» Task requirements
Look through the material and copy each line holding "кредиторов".

» Data provided
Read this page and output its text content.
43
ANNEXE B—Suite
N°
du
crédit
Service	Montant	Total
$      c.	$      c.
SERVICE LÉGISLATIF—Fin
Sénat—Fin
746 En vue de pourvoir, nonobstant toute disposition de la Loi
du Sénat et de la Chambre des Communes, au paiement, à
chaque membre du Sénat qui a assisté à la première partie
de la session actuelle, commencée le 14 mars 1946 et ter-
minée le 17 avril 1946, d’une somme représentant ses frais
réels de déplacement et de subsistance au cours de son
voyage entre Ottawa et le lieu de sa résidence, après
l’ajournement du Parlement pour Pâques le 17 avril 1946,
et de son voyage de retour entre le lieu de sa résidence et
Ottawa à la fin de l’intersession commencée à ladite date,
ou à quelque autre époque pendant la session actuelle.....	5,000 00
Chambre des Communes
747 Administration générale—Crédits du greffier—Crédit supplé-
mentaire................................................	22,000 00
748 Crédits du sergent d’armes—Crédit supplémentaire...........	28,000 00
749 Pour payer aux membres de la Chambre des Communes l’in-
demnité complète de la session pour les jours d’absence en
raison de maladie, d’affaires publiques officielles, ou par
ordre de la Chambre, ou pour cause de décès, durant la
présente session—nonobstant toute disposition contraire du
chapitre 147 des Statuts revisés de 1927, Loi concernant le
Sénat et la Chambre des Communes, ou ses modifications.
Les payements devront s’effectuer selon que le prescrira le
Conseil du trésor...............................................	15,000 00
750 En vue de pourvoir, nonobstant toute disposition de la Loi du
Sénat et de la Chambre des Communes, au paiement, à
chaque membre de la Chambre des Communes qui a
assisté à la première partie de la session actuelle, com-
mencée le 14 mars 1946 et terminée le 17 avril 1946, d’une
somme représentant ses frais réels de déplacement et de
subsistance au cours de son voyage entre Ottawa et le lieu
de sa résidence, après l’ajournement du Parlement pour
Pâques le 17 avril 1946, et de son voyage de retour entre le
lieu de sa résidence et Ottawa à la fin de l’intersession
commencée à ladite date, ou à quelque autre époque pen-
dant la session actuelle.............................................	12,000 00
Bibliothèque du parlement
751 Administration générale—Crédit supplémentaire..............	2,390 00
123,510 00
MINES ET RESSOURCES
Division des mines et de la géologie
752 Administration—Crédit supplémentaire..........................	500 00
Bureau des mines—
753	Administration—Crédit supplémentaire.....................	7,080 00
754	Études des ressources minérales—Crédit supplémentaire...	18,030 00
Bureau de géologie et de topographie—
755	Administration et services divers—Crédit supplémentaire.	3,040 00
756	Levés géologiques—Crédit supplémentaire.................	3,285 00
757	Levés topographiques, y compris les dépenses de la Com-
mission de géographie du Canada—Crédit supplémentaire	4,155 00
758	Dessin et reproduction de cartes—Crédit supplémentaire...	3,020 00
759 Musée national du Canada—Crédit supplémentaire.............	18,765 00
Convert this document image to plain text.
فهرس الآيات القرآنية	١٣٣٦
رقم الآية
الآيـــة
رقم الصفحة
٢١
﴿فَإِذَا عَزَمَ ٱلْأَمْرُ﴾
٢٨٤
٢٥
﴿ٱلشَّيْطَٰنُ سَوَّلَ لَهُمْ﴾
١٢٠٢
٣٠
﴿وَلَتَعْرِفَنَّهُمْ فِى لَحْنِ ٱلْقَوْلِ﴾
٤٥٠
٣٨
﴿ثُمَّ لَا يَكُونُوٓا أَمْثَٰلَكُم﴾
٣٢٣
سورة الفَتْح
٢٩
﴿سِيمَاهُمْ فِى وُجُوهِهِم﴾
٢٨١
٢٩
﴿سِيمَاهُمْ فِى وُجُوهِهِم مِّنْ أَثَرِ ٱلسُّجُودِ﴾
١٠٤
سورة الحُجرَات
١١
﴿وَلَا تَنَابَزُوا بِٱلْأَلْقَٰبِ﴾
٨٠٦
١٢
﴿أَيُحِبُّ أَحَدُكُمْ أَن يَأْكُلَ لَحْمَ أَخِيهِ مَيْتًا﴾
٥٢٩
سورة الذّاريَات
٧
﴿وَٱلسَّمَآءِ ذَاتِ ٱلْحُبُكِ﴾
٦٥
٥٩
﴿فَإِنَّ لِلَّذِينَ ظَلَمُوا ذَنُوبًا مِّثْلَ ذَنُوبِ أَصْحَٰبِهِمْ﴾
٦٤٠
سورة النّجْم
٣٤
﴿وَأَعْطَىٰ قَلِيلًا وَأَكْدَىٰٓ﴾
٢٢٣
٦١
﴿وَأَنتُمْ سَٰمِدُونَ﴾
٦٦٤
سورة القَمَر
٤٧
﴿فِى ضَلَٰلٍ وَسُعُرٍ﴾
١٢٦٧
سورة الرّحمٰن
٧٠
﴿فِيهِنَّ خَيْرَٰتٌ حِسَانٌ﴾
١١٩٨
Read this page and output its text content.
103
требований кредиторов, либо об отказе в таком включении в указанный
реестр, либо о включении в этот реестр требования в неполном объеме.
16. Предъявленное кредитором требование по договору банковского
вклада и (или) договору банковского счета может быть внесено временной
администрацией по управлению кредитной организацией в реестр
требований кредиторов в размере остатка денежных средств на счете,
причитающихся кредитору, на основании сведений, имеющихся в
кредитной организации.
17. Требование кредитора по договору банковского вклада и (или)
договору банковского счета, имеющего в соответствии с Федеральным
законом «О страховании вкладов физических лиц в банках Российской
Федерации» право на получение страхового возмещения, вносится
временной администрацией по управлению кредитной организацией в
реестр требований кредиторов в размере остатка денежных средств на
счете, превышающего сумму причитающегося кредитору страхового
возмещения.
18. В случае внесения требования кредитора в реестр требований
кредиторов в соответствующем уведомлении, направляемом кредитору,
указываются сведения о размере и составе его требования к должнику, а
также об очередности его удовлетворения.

» Full solution
требований кредиторов, либо об отказе в таком включении в указанный
требований кредиторов в размере остатка денежных средств на счете,
реестр требований кредиторов в размере остатка денежных средств на
кредиторов в соответствующем уведомлении, направляемом кредитору,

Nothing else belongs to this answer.